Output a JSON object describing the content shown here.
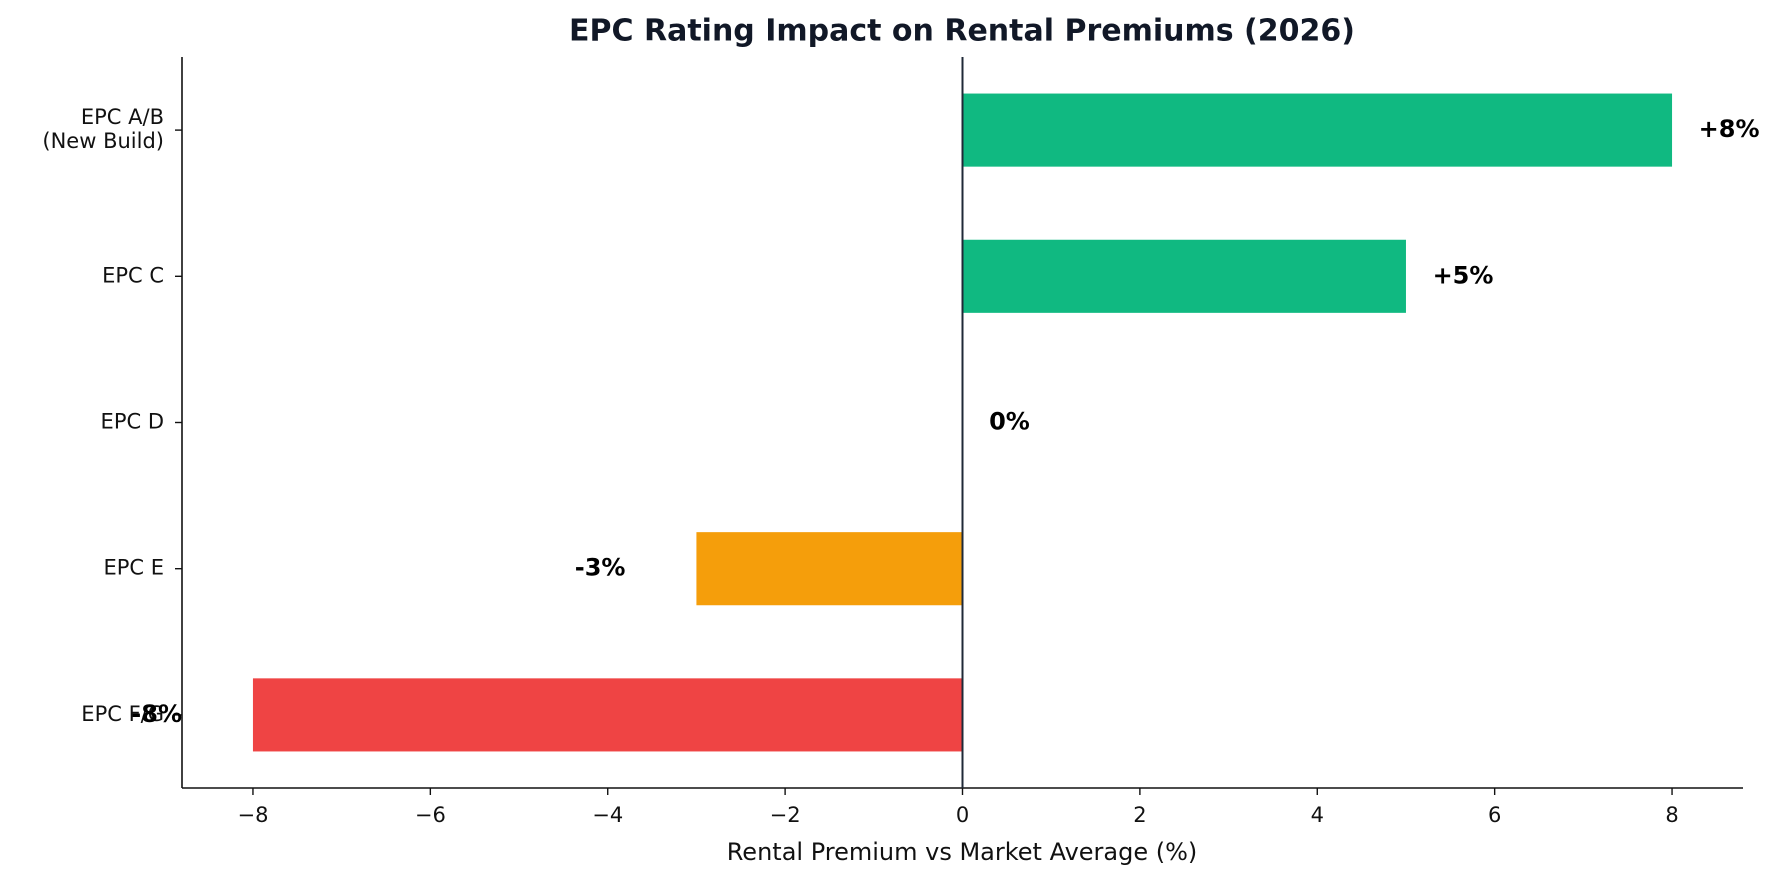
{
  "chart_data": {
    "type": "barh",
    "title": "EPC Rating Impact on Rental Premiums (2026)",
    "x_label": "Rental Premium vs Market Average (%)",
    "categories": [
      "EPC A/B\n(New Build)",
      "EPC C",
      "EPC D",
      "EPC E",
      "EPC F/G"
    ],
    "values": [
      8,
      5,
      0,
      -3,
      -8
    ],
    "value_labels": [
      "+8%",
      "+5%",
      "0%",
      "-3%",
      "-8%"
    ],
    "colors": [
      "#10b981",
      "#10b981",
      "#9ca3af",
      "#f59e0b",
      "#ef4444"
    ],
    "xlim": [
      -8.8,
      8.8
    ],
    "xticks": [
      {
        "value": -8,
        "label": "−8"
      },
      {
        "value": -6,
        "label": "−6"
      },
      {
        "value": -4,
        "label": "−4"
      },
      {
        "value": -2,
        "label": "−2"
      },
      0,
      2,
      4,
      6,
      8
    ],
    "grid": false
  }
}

> _Job_:
Identify the lines above that contain the word "Rental", then copy them.

> _Worked solution_:
    "title": "EPC Rating Impact on Rental Premiums (2026)",
    "x_label": "Rental Premium vs Market Average (%)",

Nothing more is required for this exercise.